-- begin RECORDS TO PROCESS --

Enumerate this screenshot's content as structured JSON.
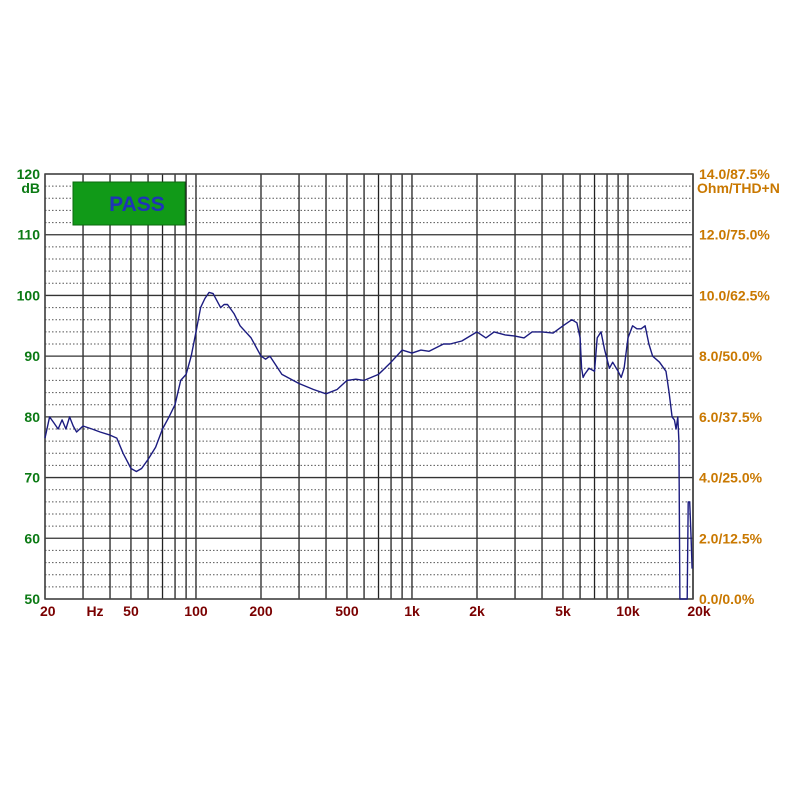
{
  "chart_data": {
    "type": "line",
    "xscale": "log",
    "xlim": [
      20,
      20000
    ],
    "ylim": [
      50,
      120
    ],
    "grid": true,
    "status_badge": {
      "label": "PASS",
      "color": "#119a18",
      "text_color": "#1f33b8"
    },
    "left_axis": {
      "unit": "dB",
      "ticks": [
        "120",
        "110",
        "100",
        "90",
        "80",
        "70",
        "60",
        "50"
      ],
      "tick_values": [
        120,
        110,
        100,
        90,
        80,
        70,
        60,
        50
      ],
      "color": "#0b7a14"
    },
    "right_axis": {
      "unit": "Ohm/THD+N",
      "ticks": [
        "14.0/87.5%",
        "12.0/75.0%",
        "10.0/62.5%",
        "8.0/50.0%",
        "6.0/37.5%",
        "4.0/25.0%",
        "2.0/12.5%",
        "0.0/0.0%"
      ],
      "color": "#c97800"
    },
    "x_axis": {
      "unit": "Hz",
      "ticks": [
        "20",
        "50",
        "100",
        "200",
        "500",
        "1k",
        "2k",
        "5k",
        "10k",
        "20k"
      ],
      "tick_values": [
        20,
        50,
        100,
        200,
        500,
        1000,
        2000,
        5000,
        10000,
        20000
      ],
      "color": "#7a0000"
    },
    "series": [
      {
        "color": "#1c1c80",
        "x": [
          20,
          21,
          22,
          23,
          24,
          25,
          26,
          27,
          28,
          30,
          33,
          36,
          40,
          43,
          46,
          50,
          53,
          56,
          60,
          65,
          70,
          75,
          80,
          85,
          90,
          95,
          100,
          105,
          110,
          115,
          120,
          130,
          135,
          140,
          150,
          160,
          180,
          200,
          210,
          220,
          250,
          300,
          350,
          400,
          450,
          500,
          550,
          600,
          700,
          800,
          900,
          1000,
          1100,
          1200,
          1400,
          1500,
          1700,
          2000,
          2200,
          2400,
          2700,
          3000,
          3300,
          3600,
          4000,
          4500,
          5000,
          5500,
          5800,
          6000,
          6100,
          6200,
          6300,
          6600,
          7000,
          7200,
          7500,
          7800,
          8200,
          8500,
          9000,
          9300,
          9600,
          10000,
          10500,
          11000,
          11500,
          12000,
          12500,
          13000,
          14000,
          15000,
          15500,
          16000,
          16400,
          16700,
          17000,
          17200,
          17400,
          18000,
          18600,
          18800,
          19000,
          19300,
          19600,
          19800
        ],
        "y": [
          76.5,
          80,
          79,
          78,
          79.5,
          78,
          80,
          78.5,
          77.5,
          78.5,
          78,
          77.5,
          77,
          76.5,
          74,
          71.5,
          71,
          71.5,
          73,
          75,
          78,
          80,
          82,
          86,
          87,
          90,
          94,
          98,
          99.5,
          100.5,
          100.3,
          98,
          98.5,
          98.5,
          97,
          95,
          93,
          90,
          89.5,
          90,
          87,
          85.5,
          84.5,
          83.8,
          84.5,
          86,
          86.2,
          86,
          87,
          89,
          91,
          90.5,
          91,
          90.8,
          92,
          92,
          92.5,
          94,
          93,
          94,
          93.5,
          93.3,
          93,
          94,
          94,
          93.8,
          95,
          96,
          95.5,
          93,
          88,
          86.5,
          87,
          88,
          87.5,
          93,
          94,
          91,
          88,
          89,
          87.5,
          86.5,
          88,
          93,
          95,
          94.5,
          94.5,
          95,
          92,
          90,
          89,
          87.5,
          84,
          80,
          79.5,
          78,
          80,
          76,
          50,
          50,
          50,
          50,
          66,
          66,
          60,
          55
        ]
      }
    ]
  }
}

-- end RECORDS TO PROCESS --

GIVEN PROBLEM: Copy the material shown above in full and exactly. Skip the pictures.

SOLUTION:
Enumerate this screenshot's content as structured JSON.
{
  "chart_data": {
    "type": "line",
    "xscale": "log",
    "xlim": [
      20,
      20000
    ],
    "ylim": [
      50,
      120
    ],
    "grid": true,
    "status_badge": {
      "label": "PASS",
      "color": "#119a18",
      "text_color": "#1f33b8"
    },
    "left_axis": {
      "unit": "dB",
      "ticks": [
        "120",
        "110",
        "100",
        "90",
        "80",
        "70",
        "60",
        "50"
      ],
      "tick_values": [
        120,
        110,
        100,
        90,
        80,
        70,
        60,
        50
      ],
      "color": "#0b7a14"
    },
    "right_axis": {
      "unit": "Ohm/THD+N",
      "ticks": [
        "14.0/87.5%",
        "12.0/75.0%",
        "10.0/62.5%",
        "8.0/50.0%",
        "6.0/37.5%",
        "4.0/25.0%",
        "2.0/12.5%",
        "0.0/0.0%"
      ],
      "color": "#c97800"
    },
    "x_axis": {
      "unit": "Hz",
      "ticks": [
        "20",
        "50",
        "100",
        "200",
        "500",
        "1k",
        "2k",
        "5k",
        "10k",
        "20k"
      ],
      "tick_values": [
        20,
        50,
        100,
        200,
        500,
        1000,
        2000,
        5000,
        10000,
        20000
      ],
      "color": "#7a0000"
    },
    "series": [
      {
        "color": "#1c1c80",
        "x": [
          20,
          21,
          22,
          23,
          24,
          25,
          26,
          27,
          28,
          30,
          33,
          36,
          40,
          43,
          46,
          50,
          53,
          56,
          60,
          65,
          70,
          75,
          80,
          85,
          90,
          95,
          100,
          105,
          110,
          115,
          120,
          130,
          135,
          140,
          150,
          160,
          180,
          200,
          210,
          220,
          250,
          300,
          350,
          400,
          450,
          500,
          550,
          600,
          700,
          800,
          900,
          1000,
          1100,
          1200,
          1400,
          1500,
          1700,
          2000,
          2200,
          2400,
          2700,
          3000,
          3300,
          3600,
          4000,
          4500,
          5000,
          5500,
          5800,
          6000,
          6100,
          6200,
          6300,
          6600,
          7000,
          7200,
          7500,
          7800,
          8200,
          8500,
          9000,
          9300,
          9600,
          10000,
          10500,
          11000,
          11500,
          12000,
          12500,
          13000,
          14000,
          15000,
          15500,
          16000,
          16400,
          16700,
          17000,
          17200,
          17400,
          18000,
          18600,
          18800,
          19000,
          19300,
          19600,
          19800
        ],
        "y": [
          76.5,
          80,
          79,
          78,
          79.5,
          78,
          80,
          78.5,
          77.5,
          78.5,
          78,
          77.5,
          77,
          76.5,
          74,
          71.5,
          71,
          71.5,
          73,
          75,
          78,
          80,
          82,
          86,
          87,
          90,
          94,
          98,
          99.5,
          100.5,
          100.3,
          98,
          98.5,
          98.5,
          97,
          95,
          93,
          90,
          89.5,
          90,
          87,
          85.5,
          84.5,
          83.8,
          84.5,
          86,
          86.2,
          86,
          87,
          89,
          91,
          90.5,
          91,
          90.8,
          92,
          92,
          92.5,
          94,
          93,
          94,
          93.5,
          93.3,
          93,
          94,
          94,
          93.8,
          95,
          96,
          95.5,
          93,
          88,
          86.5,
          87,
          88,
          87.5,
          93,
          94,
          91,
          88,
          89,
          87.5,
          86.5,
          88,
          93,
          95,
          94.5,
          94.5,
          95,
          92,
          90,
          89,
          87.5,
          84,
          80,
          79.5,
          78,
          80,
          76,
          50,
          50,
          50,
          50,
          66,
          66,
          60,
          55
        ]
      }
    ]
  }
}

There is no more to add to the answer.